►

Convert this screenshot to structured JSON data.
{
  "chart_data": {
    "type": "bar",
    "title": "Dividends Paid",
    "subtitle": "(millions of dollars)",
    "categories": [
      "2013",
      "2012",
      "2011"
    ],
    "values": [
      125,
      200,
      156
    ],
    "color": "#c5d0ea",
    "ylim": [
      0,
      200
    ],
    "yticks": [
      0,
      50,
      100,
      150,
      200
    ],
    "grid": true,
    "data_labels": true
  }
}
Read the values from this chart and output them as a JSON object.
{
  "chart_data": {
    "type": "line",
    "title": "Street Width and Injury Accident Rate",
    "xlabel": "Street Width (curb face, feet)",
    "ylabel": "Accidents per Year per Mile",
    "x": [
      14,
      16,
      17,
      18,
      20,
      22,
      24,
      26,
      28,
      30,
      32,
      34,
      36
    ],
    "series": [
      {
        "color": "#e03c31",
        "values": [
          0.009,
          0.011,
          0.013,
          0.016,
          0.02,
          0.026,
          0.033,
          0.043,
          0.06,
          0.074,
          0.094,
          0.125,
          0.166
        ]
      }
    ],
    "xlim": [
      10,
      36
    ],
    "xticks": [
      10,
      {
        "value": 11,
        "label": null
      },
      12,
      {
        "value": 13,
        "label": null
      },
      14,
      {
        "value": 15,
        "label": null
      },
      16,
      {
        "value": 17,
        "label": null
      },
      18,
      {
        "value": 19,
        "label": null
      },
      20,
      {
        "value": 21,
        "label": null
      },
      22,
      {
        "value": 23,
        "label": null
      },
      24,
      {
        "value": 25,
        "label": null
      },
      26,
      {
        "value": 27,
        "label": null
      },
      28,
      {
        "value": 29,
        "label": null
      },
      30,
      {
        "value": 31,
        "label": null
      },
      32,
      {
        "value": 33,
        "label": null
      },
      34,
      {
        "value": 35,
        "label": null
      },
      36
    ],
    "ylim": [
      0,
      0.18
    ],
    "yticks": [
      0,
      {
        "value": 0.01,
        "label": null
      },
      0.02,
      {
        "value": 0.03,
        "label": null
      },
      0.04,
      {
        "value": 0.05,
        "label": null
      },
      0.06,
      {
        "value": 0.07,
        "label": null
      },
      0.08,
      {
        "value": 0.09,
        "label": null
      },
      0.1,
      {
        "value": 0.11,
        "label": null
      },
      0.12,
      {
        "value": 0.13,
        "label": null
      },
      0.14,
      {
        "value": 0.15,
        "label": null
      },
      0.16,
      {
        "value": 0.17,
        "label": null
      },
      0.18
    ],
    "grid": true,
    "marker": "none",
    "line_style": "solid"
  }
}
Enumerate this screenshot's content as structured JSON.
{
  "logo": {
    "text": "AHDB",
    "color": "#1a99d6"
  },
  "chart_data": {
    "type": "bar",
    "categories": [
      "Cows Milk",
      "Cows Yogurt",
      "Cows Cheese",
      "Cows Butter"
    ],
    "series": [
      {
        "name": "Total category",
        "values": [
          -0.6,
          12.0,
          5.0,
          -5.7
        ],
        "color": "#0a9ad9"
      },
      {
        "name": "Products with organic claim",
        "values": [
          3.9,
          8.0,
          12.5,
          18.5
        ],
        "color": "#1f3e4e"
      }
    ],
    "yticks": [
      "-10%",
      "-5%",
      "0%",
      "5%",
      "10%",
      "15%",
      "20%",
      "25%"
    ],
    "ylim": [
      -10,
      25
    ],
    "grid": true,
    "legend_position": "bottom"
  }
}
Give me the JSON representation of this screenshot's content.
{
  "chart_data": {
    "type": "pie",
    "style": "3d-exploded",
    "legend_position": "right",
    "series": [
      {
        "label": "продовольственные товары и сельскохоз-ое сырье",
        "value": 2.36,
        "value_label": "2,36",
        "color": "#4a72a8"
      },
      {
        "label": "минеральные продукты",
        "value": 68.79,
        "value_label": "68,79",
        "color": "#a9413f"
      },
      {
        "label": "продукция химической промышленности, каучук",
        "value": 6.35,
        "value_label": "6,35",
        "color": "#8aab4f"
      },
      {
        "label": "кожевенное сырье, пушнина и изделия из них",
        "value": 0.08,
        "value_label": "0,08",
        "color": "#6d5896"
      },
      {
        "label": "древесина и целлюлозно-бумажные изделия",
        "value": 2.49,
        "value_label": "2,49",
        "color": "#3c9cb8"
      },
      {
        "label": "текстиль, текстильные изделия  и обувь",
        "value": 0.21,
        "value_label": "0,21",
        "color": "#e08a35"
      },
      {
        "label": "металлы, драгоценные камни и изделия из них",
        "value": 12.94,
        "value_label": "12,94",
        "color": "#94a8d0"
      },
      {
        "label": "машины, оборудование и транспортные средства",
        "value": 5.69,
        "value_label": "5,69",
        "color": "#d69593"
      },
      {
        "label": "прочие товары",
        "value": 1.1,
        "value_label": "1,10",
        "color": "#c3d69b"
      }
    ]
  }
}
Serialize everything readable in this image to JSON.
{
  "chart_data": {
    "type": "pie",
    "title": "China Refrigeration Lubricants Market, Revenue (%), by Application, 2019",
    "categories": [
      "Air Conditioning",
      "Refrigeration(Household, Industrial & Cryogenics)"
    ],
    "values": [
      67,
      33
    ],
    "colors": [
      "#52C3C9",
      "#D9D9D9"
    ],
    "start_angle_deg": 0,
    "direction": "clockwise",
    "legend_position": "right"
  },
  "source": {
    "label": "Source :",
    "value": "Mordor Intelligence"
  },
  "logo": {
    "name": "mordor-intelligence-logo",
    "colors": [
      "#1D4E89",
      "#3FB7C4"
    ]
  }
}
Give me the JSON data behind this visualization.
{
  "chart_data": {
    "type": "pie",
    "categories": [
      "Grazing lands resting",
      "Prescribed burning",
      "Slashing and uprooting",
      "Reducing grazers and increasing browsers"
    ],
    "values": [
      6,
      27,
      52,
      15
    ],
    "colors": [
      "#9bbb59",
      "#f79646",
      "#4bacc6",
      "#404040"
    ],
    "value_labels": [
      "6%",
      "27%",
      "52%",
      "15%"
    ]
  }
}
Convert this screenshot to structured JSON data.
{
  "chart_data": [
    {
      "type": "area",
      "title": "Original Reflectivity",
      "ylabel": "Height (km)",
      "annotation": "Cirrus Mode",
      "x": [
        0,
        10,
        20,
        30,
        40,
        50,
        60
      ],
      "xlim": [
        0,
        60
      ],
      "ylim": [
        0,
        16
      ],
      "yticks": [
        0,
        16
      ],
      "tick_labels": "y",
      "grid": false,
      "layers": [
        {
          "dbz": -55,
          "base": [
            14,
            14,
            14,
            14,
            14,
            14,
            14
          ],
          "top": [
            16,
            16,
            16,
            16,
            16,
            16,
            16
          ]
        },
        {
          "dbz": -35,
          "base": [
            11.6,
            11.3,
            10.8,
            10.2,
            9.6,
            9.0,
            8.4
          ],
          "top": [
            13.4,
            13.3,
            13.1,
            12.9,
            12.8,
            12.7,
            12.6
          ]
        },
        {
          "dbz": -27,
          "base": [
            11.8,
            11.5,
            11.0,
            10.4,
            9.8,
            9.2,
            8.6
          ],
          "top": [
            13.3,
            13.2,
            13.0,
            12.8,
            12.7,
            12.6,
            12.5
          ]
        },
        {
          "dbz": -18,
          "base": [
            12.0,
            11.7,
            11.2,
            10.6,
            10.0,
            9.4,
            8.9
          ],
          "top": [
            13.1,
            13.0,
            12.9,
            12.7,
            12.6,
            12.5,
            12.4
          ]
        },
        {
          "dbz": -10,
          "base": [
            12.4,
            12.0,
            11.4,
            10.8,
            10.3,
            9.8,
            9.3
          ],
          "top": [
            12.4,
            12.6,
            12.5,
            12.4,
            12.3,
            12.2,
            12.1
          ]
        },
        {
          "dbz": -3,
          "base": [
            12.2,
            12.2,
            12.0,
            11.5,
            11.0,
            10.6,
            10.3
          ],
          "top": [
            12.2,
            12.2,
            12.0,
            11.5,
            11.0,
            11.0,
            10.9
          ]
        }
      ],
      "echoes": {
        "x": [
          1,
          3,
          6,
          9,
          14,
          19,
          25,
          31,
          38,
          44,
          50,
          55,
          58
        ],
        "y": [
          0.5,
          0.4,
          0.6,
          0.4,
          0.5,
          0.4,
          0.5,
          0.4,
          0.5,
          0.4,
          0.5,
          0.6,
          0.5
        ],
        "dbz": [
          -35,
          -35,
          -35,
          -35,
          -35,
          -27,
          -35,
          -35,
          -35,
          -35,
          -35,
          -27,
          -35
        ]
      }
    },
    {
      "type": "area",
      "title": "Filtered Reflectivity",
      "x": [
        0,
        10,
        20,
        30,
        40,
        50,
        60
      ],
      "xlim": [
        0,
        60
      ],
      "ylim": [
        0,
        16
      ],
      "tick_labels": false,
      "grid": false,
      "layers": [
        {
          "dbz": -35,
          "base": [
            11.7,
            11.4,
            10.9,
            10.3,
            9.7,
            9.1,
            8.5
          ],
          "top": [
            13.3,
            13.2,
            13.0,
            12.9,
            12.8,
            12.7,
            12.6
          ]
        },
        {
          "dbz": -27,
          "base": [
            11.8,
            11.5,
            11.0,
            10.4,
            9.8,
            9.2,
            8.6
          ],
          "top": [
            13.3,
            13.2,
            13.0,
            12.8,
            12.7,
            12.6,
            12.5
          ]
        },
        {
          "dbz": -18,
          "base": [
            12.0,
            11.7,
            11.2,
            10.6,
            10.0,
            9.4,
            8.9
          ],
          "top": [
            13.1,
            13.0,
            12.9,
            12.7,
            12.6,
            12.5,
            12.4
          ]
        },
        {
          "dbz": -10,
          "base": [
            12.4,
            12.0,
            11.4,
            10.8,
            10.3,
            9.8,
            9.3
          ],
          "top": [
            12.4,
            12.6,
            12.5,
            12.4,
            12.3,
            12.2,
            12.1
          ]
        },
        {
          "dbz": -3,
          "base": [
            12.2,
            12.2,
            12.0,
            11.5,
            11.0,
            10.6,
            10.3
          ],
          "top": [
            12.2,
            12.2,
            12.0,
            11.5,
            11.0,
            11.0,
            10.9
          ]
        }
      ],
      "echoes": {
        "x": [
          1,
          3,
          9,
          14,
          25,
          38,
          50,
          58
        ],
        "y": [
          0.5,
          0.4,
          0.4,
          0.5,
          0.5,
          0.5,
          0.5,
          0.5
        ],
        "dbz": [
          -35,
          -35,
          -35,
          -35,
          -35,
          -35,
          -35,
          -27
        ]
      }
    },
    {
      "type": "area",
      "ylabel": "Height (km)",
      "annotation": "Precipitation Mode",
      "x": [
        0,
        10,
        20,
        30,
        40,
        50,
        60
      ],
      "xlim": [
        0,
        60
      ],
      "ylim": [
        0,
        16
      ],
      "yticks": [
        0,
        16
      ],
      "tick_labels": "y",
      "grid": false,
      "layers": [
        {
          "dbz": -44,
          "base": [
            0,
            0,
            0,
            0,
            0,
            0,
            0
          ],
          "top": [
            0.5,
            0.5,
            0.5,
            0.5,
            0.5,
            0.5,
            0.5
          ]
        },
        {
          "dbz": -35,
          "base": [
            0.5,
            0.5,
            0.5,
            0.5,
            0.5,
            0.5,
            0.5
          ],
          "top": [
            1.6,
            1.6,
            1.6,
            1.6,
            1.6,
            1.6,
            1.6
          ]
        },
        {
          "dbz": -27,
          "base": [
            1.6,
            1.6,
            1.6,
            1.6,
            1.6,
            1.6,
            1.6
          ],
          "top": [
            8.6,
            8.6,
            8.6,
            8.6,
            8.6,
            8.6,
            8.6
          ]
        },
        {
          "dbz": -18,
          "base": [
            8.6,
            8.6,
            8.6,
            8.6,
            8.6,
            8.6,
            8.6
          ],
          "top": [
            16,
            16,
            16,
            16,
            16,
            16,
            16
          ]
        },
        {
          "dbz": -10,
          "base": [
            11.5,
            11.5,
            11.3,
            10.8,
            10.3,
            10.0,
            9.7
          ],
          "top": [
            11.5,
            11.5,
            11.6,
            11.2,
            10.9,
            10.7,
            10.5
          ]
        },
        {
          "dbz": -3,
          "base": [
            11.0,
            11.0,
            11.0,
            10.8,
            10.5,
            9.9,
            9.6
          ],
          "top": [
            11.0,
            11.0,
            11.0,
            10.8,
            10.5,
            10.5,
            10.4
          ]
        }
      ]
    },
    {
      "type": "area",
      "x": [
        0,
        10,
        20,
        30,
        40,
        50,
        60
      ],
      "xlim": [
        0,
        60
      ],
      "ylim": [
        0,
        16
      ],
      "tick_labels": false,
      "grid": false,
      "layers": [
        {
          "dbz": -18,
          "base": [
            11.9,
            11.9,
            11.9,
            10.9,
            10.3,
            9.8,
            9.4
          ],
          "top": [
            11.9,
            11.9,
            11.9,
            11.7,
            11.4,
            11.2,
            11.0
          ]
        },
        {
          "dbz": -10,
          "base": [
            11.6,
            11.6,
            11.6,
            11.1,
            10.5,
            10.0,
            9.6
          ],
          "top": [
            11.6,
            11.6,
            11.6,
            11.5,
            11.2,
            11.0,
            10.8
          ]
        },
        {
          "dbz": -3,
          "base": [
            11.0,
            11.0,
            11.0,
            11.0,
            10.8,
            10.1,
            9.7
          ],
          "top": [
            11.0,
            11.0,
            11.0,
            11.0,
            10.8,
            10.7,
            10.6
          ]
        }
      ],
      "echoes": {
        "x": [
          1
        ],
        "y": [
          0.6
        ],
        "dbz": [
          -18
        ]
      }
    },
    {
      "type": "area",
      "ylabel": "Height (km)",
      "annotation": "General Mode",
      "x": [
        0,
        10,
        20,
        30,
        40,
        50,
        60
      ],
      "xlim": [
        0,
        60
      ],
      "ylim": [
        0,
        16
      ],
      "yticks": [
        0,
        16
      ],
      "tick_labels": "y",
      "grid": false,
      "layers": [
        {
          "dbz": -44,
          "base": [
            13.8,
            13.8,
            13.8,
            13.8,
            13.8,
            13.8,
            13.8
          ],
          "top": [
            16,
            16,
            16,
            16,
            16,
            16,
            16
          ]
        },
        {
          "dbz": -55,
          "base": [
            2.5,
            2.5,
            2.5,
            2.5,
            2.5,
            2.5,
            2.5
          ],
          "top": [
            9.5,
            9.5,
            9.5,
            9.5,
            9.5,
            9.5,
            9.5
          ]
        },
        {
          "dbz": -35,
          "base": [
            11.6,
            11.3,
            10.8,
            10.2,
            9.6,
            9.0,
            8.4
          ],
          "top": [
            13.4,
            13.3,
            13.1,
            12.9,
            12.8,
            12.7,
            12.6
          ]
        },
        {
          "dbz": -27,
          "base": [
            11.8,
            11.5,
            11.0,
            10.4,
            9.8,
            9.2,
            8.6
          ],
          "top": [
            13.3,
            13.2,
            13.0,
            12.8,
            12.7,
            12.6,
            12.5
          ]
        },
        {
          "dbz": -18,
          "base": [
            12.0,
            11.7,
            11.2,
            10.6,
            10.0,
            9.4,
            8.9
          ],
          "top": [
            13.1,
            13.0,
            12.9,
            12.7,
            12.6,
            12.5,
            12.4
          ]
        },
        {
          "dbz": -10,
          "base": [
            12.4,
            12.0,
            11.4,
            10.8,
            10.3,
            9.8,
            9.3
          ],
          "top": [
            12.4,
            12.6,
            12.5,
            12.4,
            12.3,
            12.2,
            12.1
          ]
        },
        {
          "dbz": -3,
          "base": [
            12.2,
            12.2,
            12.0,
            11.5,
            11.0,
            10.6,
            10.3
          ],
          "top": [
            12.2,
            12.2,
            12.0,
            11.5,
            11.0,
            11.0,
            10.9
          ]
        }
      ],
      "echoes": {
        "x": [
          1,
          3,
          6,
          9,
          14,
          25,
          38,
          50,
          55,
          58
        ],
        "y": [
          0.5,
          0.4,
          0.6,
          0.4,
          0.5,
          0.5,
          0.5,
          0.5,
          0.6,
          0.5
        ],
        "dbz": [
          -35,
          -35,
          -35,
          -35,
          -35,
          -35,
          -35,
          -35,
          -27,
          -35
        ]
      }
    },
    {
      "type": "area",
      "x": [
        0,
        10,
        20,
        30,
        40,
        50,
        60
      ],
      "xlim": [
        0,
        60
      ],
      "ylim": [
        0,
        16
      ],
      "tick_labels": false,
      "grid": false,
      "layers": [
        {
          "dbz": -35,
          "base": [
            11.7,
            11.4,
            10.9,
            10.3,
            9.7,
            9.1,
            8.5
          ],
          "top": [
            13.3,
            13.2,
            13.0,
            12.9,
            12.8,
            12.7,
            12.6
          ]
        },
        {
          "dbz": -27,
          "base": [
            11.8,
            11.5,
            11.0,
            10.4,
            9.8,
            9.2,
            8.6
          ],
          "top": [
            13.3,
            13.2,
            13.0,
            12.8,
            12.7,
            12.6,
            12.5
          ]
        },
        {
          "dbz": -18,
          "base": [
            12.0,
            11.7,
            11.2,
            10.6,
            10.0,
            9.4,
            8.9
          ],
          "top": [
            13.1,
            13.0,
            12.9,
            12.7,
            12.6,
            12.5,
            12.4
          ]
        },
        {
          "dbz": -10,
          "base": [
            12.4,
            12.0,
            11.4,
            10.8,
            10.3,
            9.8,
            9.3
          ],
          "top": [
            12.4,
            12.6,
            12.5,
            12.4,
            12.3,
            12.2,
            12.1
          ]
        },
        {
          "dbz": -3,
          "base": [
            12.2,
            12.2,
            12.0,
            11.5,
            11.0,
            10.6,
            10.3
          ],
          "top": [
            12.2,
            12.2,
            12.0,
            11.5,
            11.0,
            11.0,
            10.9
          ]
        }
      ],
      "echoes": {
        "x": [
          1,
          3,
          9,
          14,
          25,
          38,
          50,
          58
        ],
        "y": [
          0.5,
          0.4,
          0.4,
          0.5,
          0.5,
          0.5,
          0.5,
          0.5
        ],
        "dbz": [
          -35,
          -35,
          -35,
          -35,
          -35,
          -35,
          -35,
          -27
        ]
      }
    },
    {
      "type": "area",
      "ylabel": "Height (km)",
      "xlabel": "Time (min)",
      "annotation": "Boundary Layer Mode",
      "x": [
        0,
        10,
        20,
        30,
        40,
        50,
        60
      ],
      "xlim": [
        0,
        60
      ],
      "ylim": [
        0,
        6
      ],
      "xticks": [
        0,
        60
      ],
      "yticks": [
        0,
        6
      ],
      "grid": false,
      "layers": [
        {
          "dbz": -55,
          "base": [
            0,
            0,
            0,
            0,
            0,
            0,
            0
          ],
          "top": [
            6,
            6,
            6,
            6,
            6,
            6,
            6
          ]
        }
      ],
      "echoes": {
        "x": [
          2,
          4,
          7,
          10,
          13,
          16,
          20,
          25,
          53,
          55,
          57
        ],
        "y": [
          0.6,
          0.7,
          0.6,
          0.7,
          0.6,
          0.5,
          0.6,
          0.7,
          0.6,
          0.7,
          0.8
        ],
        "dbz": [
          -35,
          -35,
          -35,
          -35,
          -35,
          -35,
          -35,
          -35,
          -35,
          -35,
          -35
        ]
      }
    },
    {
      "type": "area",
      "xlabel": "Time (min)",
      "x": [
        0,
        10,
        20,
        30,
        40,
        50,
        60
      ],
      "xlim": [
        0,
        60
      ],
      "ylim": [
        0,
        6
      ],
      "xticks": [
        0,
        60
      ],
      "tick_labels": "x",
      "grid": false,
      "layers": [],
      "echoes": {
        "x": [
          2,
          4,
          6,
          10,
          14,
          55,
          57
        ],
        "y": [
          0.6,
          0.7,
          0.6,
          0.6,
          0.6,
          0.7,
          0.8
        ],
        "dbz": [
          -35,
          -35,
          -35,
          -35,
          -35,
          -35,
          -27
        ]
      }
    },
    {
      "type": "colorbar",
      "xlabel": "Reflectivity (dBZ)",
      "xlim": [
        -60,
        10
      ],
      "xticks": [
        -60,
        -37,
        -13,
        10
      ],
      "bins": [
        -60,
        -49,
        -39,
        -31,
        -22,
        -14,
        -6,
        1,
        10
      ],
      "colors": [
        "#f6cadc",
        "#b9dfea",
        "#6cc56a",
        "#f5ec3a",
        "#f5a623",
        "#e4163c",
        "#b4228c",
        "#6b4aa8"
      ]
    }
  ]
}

◄

(TASK PROMPT) Out of the preceding entries, pull every line containing the string "Give".

(TASK SOLUTION)
Give me the JSON representation of this screenshot's content.
Give me the JSON data behind this visualization.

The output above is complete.